■ STATED TASK ■
Copy out every line that contains "davrda".

— start of RECORDS PROVIDED —

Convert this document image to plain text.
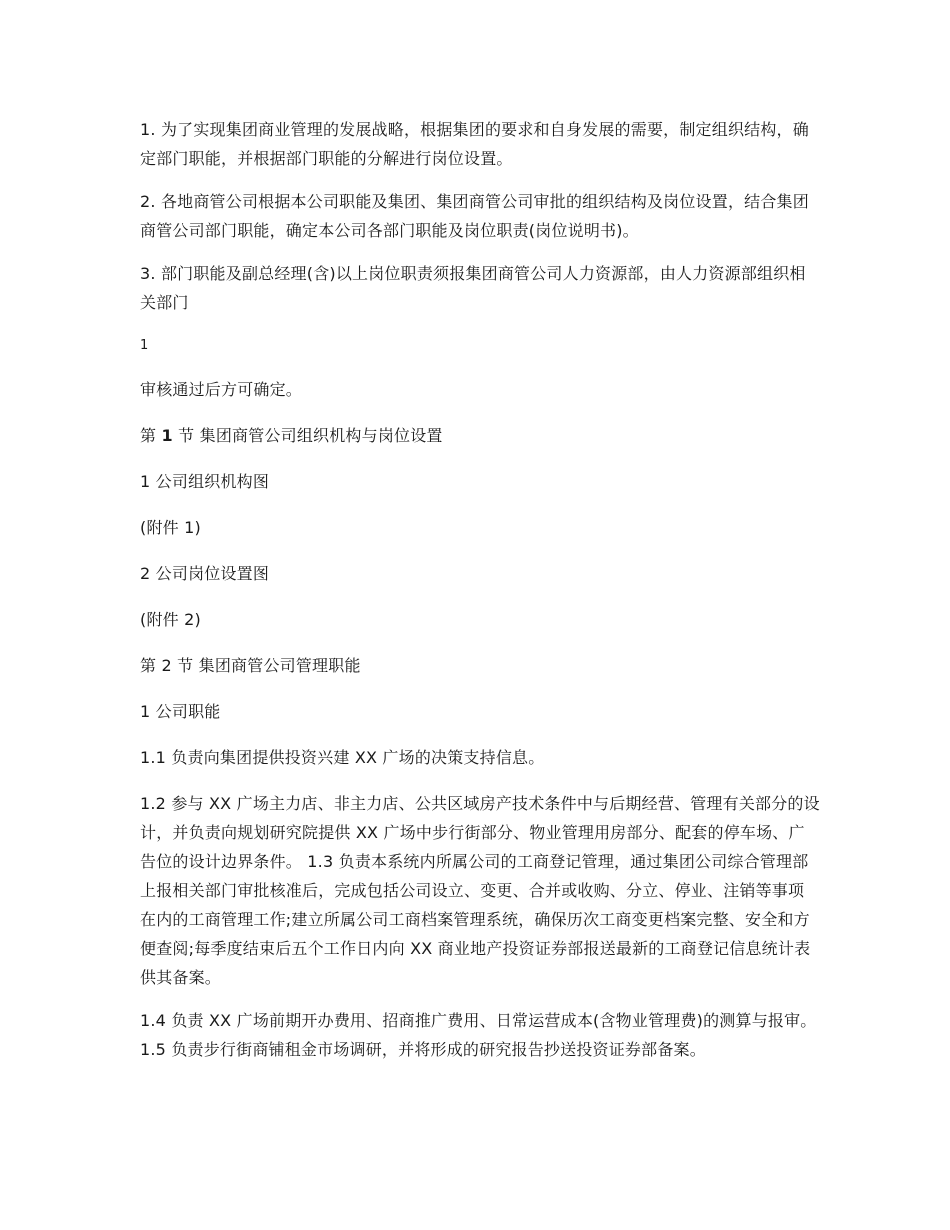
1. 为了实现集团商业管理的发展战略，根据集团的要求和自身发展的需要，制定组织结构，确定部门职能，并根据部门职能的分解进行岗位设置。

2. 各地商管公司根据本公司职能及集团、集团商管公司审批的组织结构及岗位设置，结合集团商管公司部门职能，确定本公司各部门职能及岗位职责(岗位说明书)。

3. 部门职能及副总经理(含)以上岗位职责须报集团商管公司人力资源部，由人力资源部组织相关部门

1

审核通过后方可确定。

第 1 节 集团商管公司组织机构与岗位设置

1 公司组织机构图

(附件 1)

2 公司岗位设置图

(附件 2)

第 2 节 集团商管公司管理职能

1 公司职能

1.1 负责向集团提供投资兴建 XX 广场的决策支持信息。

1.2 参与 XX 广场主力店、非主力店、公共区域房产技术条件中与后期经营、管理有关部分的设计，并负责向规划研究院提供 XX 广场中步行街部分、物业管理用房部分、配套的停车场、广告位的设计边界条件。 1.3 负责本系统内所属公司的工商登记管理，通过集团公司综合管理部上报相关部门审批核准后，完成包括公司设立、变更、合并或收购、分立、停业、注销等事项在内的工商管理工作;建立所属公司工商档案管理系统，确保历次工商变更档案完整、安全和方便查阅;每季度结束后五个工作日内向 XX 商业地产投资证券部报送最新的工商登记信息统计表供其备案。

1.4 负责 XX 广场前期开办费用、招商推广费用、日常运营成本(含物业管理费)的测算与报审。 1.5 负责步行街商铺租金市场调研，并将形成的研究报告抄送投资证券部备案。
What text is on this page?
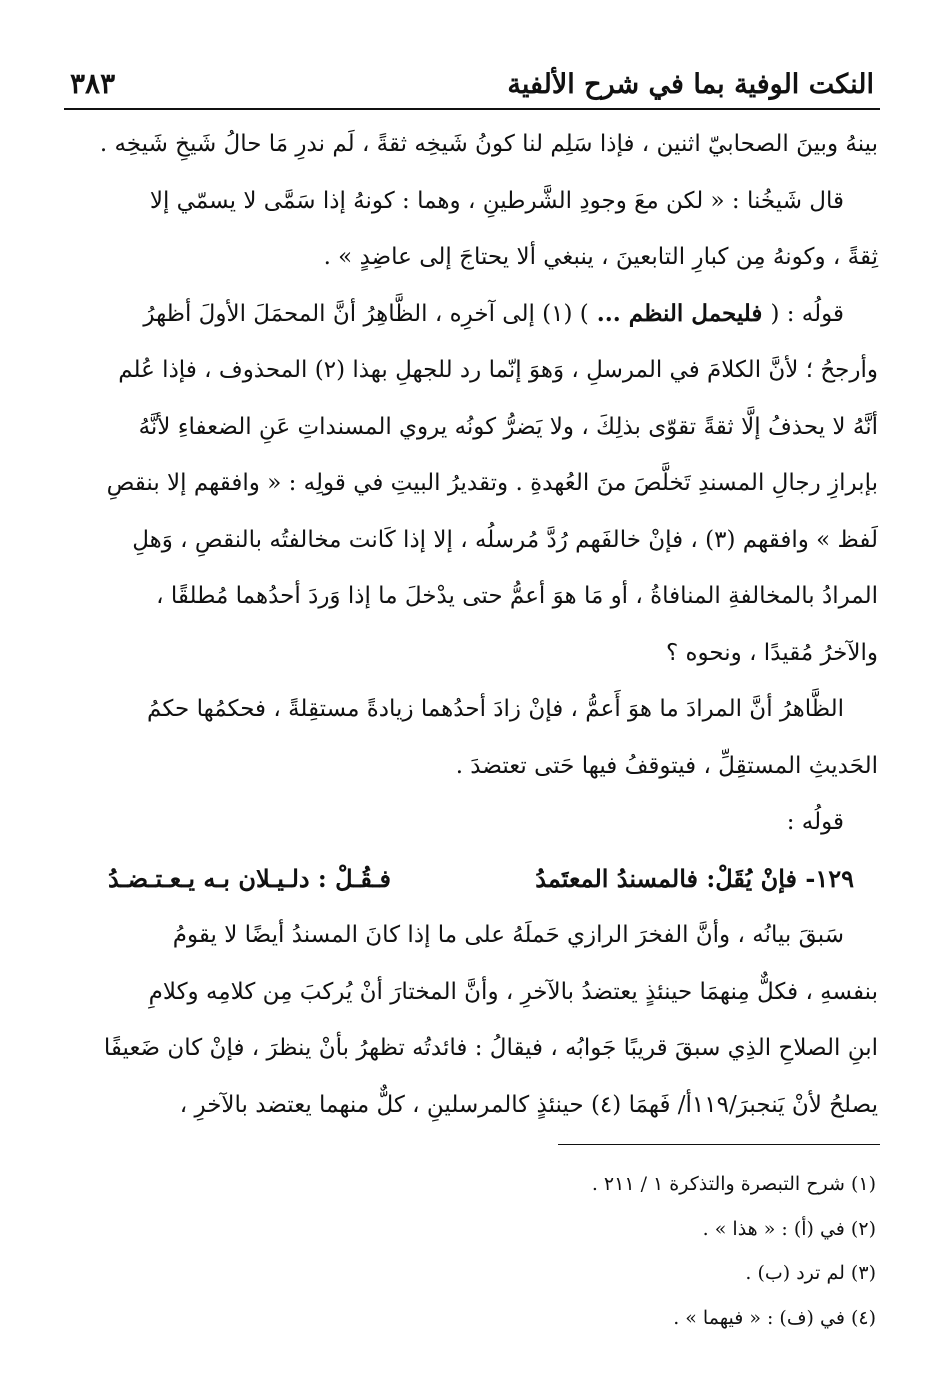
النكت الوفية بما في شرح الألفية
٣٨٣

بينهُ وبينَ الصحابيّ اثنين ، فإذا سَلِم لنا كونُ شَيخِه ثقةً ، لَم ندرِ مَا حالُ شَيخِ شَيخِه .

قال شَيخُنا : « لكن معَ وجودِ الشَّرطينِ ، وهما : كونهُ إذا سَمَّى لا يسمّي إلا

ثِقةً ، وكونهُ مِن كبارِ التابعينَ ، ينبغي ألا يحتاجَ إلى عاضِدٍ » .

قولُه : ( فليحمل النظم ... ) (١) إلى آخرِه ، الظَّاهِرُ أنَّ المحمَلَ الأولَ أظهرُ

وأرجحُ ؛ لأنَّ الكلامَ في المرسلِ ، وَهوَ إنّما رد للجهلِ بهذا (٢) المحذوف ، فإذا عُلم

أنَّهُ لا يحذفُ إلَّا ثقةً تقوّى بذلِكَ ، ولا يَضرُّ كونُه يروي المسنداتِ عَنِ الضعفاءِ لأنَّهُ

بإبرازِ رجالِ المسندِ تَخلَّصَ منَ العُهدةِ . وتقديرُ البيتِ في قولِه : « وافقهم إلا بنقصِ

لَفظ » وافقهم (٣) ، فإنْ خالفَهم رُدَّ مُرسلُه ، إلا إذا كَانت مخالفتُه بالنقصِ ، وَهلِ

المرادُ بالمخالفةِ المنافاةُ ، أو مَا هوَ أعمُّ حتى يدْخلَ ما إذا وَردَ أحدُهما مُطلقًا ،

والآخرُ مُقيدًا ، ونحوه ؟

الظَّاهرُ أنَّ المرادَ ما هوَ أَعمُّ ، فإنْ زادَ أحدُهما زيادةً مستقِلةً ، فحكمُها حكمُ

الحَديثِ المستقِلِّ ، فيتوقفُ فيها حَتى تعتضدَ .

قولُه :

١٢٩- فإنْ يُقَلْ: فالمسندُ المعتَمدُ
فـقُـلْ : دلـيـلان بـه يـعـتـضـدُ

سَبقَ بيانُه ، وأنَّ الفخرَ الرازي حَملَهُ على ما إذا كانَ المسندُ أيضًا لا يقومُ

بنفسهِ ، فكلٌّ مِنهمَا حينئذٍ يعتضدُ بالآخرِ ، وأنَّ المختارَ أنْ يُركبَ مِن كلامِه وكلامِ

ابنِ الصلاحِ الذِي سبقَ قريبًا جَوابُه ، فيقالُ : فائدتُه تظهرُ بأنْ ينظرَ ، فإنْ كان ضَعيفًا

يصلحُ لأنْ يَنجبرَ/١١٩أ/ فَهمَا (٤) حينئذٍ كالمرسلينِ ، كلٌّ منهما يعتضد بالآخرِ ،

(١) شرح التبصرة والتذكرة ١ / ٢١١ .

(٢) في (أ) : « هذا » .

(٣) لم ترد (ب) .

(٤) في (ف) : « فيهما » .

— end of RECORDS PROVIDED —
— start of RECORDS PROVIDED —

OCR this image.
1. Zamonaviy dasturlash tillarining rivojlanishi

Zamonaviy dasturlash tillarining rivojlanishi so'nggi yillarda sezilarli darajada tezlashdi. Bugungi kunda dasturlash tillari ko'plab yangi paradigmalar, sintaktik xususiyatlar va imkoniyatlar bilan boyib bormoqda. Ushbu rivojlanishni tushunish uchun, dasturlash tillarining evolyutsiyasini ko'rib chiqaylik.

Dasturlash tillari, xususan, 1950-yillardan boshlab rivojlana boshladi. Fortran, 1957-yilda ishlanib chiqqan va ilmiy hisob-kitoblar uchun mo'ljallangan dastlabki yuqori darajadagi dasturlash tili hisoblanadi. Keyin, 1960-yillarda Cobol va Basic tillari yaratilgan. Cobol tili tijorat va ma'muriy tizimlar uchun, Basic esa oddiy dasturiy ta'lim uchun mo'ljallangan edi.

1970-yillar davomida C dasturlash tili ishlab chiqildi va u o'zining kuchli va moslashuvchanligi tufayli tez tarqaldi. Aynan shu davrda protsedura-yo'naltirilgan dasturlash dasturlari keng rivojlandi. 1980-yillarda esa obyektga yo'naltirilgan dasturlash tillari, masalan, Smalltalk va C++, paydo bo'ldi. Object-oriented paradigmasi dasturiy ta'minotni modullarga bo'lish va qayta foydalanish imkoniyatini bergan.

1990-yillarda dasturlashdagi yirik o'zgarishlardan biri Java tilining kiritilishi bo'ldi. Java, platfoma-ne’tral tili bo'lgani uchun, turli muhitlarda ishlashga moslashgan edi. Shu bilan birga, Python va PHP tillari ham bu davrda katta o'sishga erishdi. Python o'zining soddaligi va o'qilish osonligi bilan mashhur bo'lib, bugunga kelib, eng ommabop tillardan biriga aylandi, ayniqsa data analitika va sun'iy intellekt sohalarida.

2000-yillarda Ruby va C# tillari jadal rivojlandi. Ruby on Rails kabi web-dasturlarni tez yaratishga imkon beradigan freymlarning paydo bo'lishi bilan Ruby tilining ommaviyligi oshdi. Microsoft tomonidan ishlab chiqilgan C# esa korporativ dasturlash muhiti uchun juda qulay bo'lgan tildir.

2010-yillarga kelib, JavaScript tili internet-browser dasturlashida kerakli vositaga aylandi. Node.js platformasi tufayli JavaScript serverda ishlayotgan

— end of RECORDS PROVIDED —

■ SOLVED PROBLEM ■
1970-yillar davomida C dasturlash tili ishlab chiqildi va u o'zining kuchli va moslashuvchanligi tufayli tez tarqaldi. Aynan shu davrda protsedura-yo'naltirilgan dasturlash dasturlari keng rivojlandi. 1980-yillarda esa obyektga yo'naltirilgan dasturlash tillari, masalan, Smalltalk va C++, paydo bo'ldi. Object-oriented paradigmasi dasturiy ta'minotni modullarga bo'lish va qayta foydalanish imkoniyatini bergan.
1990-yillarda dasturlashdagi yirik o'zgarishlardan biri Java tilining kiritilishi bo'ldi. Java, platfoma-ne’tral tili bo'lgani uchun, turli muhitlarda ishlashga moslashgan edi. Shu bilan birga, Python va PHP tillari ham bu davrda katta o'sishga erishdi. Python o'zining soddaligi va o'qilish osonligi bilan mashhur bo'lib, bugunga kelib, eng ommabop tillardan biriga aylandi, ayniqsa data analitika va sun'iy intellekt sohalarida.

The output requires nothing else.